Task requirements: Set each record down exactly, excluding all images.

Input data:
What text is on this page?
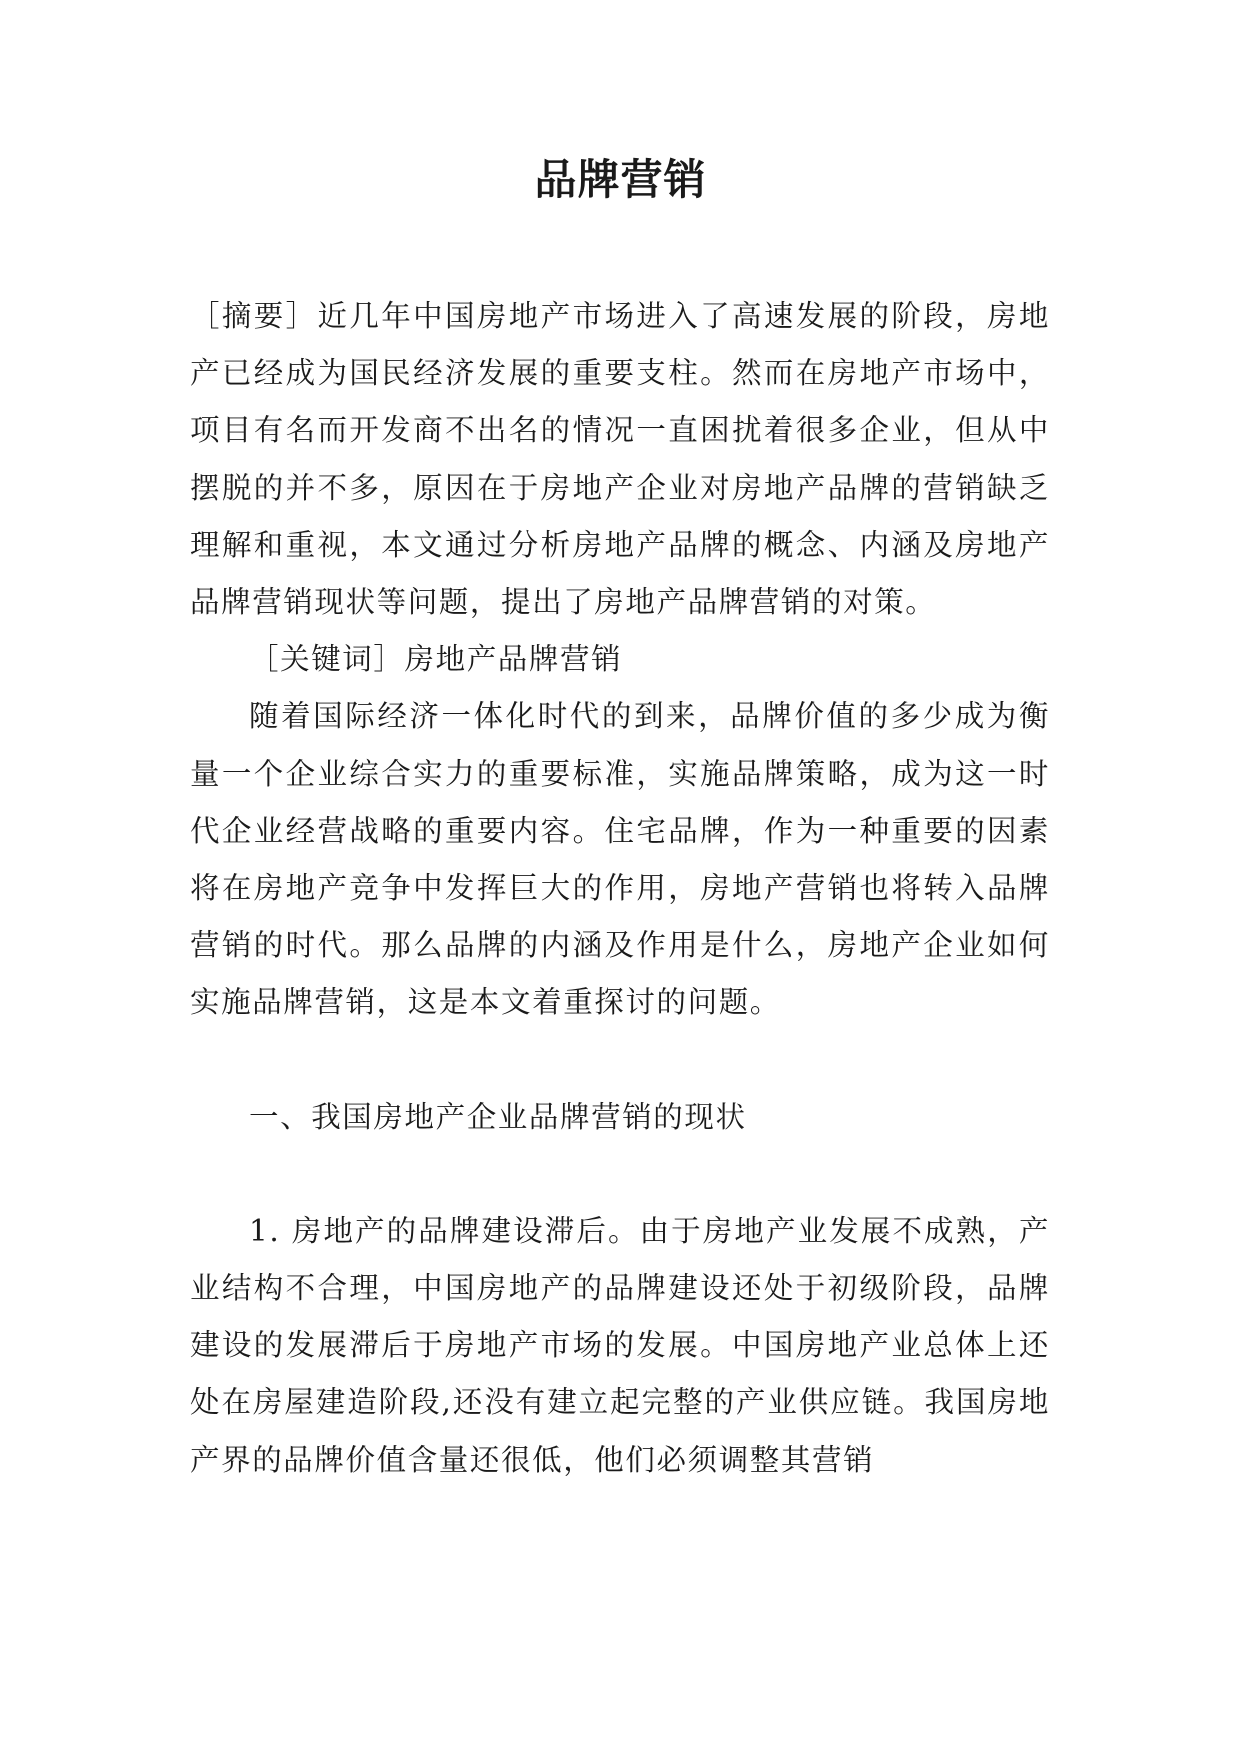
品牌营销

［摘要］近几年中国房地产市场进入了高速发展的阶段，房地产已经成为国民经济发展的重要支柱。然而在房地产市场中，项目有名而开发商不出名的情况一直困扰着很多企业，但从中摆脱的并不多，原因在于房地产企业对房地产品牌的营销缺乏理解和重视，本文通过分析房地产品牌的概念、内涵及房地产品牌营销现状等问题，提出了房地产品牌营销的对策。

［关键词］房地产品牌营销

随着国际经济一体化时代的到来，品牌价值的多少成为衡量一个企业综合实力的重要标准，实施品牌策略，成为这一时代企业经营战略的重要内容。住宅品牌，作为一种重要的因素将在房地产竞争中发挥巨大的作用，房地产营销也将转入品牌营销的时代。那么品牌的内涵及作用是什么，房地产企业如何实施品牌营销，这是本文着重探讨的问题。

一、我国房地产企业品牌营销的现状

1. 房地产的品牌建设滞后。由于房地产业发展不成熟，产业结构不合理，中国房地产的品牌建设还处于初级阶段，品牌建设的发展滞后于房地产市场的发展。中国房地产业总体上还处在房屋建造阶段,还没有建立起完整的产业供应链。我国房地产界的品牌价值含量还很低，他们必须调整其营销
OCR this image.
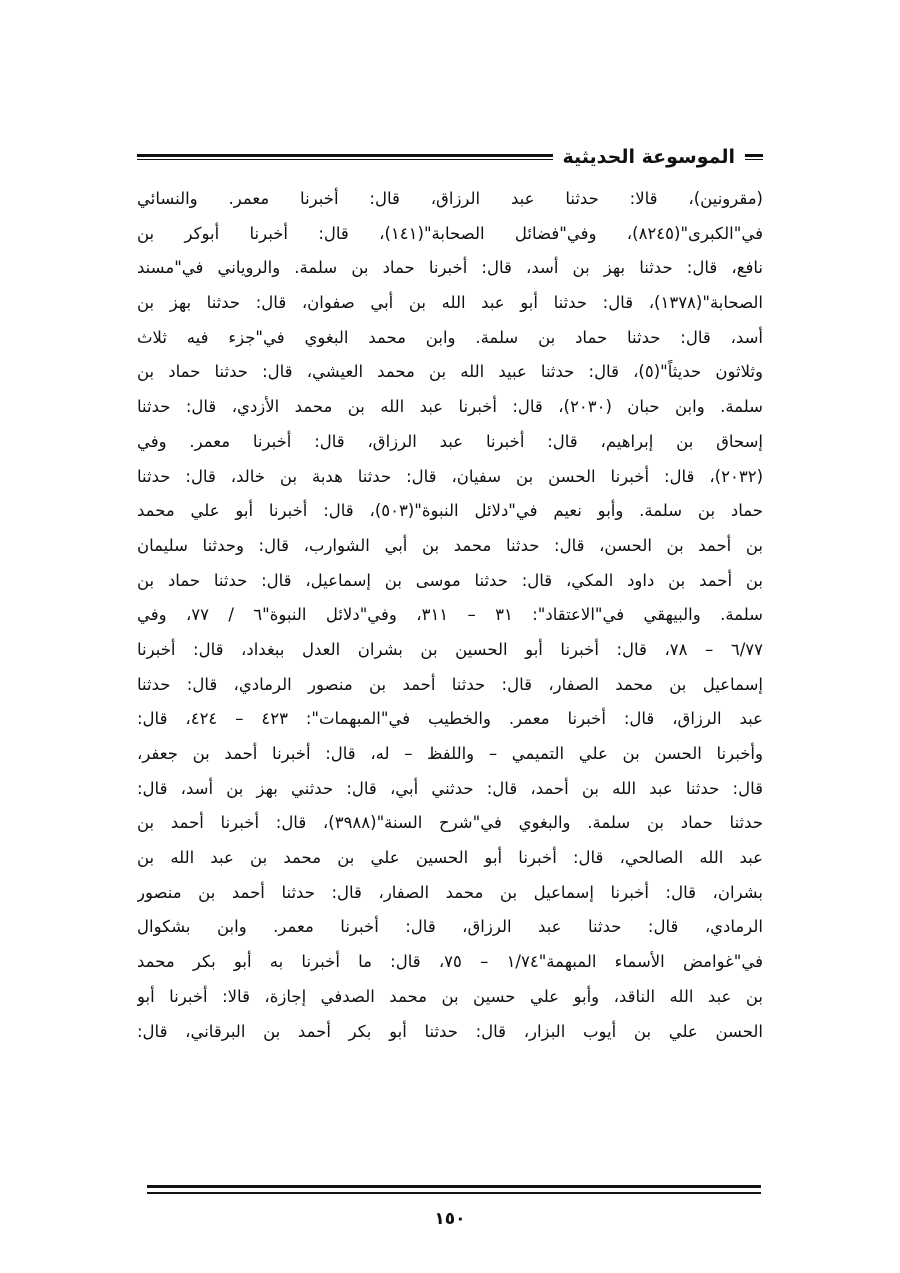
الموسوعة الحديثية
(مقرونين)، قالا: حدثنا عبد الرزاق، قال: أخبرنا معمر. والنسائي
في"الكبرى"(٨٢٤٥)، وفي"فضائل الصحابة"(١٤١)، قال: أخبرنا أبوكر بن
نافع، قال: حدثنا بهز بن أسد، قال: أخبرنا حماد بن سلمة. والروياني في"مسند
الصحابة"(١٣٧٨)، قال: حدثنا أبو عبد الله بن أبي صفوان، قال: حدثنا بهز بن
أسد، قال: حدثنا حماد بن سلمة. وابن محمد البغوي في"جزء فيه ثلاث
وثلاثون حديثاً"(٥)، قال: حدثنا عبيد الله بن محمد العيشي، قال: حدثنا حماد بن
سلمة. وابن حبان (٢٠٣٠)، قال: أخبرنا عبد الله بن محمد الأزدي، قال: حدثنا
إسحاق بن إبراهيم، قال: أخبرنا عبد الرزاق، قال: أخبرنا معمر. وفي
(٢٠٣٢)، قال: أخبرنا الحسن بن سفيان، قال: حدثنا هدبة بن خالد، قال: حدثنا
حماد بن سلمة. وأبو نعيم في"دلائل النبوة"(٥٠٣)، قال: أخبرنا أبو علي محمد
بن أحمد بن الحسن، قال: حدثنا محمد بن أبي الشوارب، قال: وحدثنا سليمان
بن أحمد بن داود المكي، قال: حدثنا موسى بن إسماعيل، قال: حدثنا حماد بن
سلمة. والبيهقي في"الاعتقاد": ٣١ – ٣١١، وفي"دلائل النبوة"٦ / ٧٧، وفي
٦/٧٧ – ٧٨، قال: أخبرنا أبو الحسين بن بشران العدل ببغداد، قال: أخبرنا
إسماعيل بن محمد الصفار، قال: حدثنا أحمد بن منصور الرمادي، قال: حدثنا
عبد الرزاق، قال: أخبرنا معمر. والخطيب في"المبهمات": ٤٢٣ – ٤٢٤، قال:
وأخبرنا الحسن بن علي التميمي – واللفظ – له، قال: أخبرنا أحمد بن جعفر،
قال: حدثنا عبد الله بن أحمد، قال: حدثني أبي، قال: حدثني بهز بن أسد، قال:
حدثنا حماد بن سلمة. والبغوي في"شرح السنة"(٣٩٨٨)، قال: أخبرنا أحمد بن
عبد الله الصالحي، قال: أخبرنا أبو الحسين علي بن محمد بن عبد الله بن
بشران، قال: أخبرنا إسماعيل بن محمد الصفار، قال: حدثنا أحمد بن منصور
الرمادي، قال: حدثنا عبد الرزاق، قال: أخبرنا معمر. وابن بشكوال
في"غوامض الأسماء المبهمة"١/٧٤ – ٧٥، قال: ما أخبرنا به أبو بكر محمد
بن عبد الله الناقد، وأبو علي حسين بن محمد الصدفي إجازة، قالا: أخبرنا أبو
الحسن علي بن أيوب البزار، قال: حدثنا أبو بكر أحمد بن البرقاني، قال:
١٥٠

Expected answer:
What text is on this page?
品牌营销

［摘要］近几年中国房地产市场进入了高速发展的阶段，房地产已经成为国民经济发展的重要支柱。然而在房地产市场中，项目有名而开发商不出名的情况一直困扰着很多企业，但从中摆脱的并不多，原因在于房地产企业对房地产品牌的营销缺乏理解和重视，本文通过分析房地产品牌的概念、内涵及房地产品牌营销现状等问题，提出了房地产品牌营销的对策。

［关键词］房地产品牌营销

随着国际经济一体化时代的到来，品牌价值的多少成为衡量一个企业综合实力的重要标准，实施品牌策略，成为这一时代企业经营战略的重要内容。住宅品牌，作为一种重要的因素将在房地产竞争中发挥巨大的作用，房地产营销也将转入品牌营销的时代。那么品牌的内涵及作用是什么，房地产企业如何实施品牌营销，这是本文着重探讨的问题。

一、我国房地产企业品牌营销的现状

1. 房地产的品牌建设滞后。由于房地产业发展不成熟，产业结构不合理，中国房地产的品牌建设还处于初级阶段，品牌建设的发展滞后于房地产市场的发展。中国房地产业总体上还处在房屋建造阶段,还没有建立起完整的产业供应链。我国房地产界的品牌价值含量还很低，他们必须调整其营销
OCR this image.
الموسوعة الحديثية
(مقرونين)، قالا: حدثنا عبد الرزاق، قال: أخبرنا معمر. والنسائي
في"الكبرى"(٨٢٤٥)، وفي"فضائل الصحابة"(١٤١)، قال: أخبرنا أبوكر بن
نافع، قال: حدثنا بهز بن أسد، قال: أخبرنا حماد بن سلمة. والروياني في"مسند
الصحابة"(١٣٧٨)، قال: حدثنا أبو عبد الله بن أبي صفوان، قال: حدثنا بهز بن
أسد، قال: حدثنا حماد بن سلمة. وابن محمد البغوي في"جزء فيه ثلاث
وثلاثون حديثاً"(٥)، قال: حدثنا عبيد الله بن محمد العيشي، قال: حدثنا حماد بن
سلمة. وابن حبان (٢٠٣٠)، قال: أخبرنا عبد الله بن محمد الأزدي، قال: حدثنا
إسحاق بن إبراهيم، قال: أخبرنا عبد الرزاق، قال: أخبرنا معمر. وفي
(٢٠٣٢)، قال: أخبرنا الحسن بن سفيان، قال: حدثنا هدبة بن خالد، قال: حدثنا
حماد بن سلمة. وأبو نعيم في"دلائل النبوة"(٥٠٣)، قال: أخبرنا أبو علي محمد
بن أحمد بن الحسن، قال: حدثنا محمد بن أبي الشوارب، قال: وحدثنا سليمان
بن أحمد بن داود المكي، قال: حدثنا موسى بن إسماعيل، قال: حدثنا حماد بن
سلمة. والبيهقي في"الاعتقاد": ٣١ – ٣١١، وفي"دلائل النبوة"٦ / ٧٧، وفي
٦/٧٧ – ٧٨، قال: أخبرنا أبو الحسين بن بشران العدل ببغداد، قال: أخبرنا
إسماعيل بن محمد الصفار، قال: حدثنا أحمد بن منصور الرمادي، قال: حدثنا
عبد الرزاق، قال: أخبرنا معمر. والخطيب في"المبهمات": ٤٢٣ – ٤٢٤، قال:
وأخبرنا الحسن بن علي التميمي – واللفظ – له، قال: أخبرنا أحمد بن جعفر،
قال: حدثنا عبد الله بن أحمد، قال: حدثني أبي، قال: حدثني بهز بن أسد، قال:
حدثنا حماد بن سلمة. والبغوي في"شرح السنة"(٣٩٨٨)، قال: أخبرنا أحمد بن
عبد الله الصالحي، قال: أخبرنا أبو الحسين علي بن محمد بن عبد الله بن
بشران، قال: أخبرنا إسماعيل بن محمد الصفار، قال: حدثنا أحمد بن منصور
الرمادي، قال: حدثنا عبد الرزاق، قال: أخبرنا معمر. وابن بشكوال
في"غوامض الأسماء المبهمة"١/٧٤ – ٧٥، قال: ما أخبرنا به أبو بكر محمد
بن عبد الله الناقد، وأبو علي حسين بن محمد الصدفي إجازة، قالا: أخبرنا أبو
الحسن علي بن أيوب البزار، قال: حدثنا أبو بكر أحمد بن البرقاني، قال:
١٥٠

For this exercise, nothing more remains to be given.